--- Begin DATA LINES ---

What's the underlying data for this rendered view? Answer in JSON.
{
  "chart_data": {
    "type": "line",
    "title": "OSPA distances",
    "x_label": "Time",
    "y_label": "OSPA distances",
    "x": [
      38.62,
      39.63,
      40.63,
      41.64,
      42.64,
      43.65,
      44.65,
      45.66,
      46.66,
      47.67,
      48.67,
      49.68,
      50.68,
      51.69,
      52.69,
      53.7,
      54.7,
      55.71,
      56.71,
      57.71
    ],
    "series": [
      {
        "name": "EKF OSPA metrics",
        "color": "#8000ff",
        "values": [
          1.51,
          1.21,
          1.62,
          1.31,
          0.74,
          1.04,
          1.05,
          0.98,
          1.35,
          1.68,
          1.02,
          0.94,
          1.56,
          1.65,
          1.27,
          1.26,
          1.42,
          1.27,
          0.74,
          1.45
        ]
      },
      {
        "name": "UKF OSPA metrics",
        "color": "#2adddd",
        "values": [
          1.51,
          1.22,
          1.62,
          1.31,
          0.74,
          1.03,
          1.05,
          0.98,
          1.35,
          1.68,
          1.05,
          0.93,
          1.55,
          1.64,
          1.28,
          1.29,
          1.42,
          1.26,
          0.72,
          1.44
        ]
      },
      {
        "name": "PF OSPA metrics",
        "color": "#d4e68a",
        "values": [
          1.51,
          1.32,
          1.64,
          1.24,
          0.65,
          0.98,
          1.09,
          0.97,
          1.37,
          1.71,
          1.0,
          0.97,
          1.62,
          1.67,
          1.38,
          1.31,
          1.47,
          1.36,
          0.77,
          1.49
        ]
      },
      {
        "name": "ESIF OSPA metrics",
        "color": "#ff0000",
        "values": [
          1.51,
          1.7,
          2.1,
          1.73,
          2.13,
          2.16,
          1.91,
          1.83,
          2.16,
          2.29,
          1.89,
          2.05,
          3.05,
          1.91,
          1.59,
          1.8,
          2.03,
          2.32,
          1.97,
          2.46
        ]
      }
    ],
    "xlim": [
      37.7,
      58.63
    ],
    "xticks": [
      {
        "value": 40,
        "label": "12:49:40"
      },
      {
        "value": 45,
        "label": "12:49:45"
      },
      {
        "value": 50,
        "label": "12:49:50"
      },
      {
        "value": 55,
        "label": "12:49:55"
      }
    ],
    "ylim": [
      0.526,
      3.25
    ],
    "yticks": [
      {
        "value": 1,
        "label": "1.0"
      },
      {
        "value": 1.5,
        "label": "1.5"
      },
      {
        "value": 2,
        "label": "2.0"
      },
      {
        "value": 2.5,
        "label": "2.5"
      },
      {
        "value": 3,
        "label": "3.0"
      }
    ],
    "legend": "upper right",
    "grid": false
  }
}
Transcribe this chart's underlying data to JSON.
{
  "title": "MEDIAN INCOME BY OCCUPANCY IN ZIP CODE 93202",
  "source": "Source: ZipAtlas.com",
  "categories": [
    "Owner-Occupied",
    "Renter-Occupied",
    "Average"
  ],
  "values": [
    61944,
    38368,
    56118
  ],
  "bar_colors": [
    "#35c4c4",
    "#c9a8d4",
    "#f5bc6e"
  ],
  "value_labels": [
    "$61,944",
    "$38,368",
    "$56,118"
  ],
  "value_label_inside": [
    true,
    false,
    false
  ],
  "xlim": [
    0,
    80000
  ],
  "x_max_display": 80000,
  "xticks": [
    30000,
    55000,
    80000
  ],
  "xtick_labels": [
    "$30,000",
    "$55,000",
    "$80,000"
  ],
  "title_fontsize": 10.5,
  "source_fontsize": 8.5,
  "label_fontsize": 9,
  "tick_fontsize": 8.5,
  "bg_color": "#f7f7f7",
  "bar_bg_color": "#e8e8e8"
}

--- End DATA LINES ---

:: WHAT THIS TASK INVOLVES ::
Reproduce the lines word for word, starting at the one holding "Transcribe this chart's" and ending at the final line of the material above.

:: CORRECT RESPONSE ::
Transcribe this chart's underlying data to JSON.
{
  "title": "MEDIAN INCOME BY OCCUPANCY IN ZIP CODE 93202",
  "source": "Source: ZipAtlas.com",
  "categories": [
    "Owner-Occupied",
    "Renter-Occupied",
    "Average"
  ],
  "values": [
    61944,
    38368,
    56118
  ],
  "bar_colors": [
    "#35c4c4",
    "#c9a8d4",
    "#f5bc6e"
  ],
  "value_labels": [
    "$61,944",
    "$38,368",
    "$56,118"
  ],
  "value_label_inside": [
    true,
    false,
    false
  ],
  "xlim": [
    0,
    80000
  ],
  "x_max_display": 80000,
  "xticks": [
    30000,
    55000,
    80000
  ],
  "xtick_labels": [
    "$30,000",
    "$55,000",
    "$80,000"
  ],
  "title_fontsize": 10.5,
  "source_fontsize": 8.5,
  "label_fontsize": 9,
  "tick_fontsize": 8.5,
  "bg_color": "#f7f7f7",
  "bar_bg_color": "#e8e8e8"
}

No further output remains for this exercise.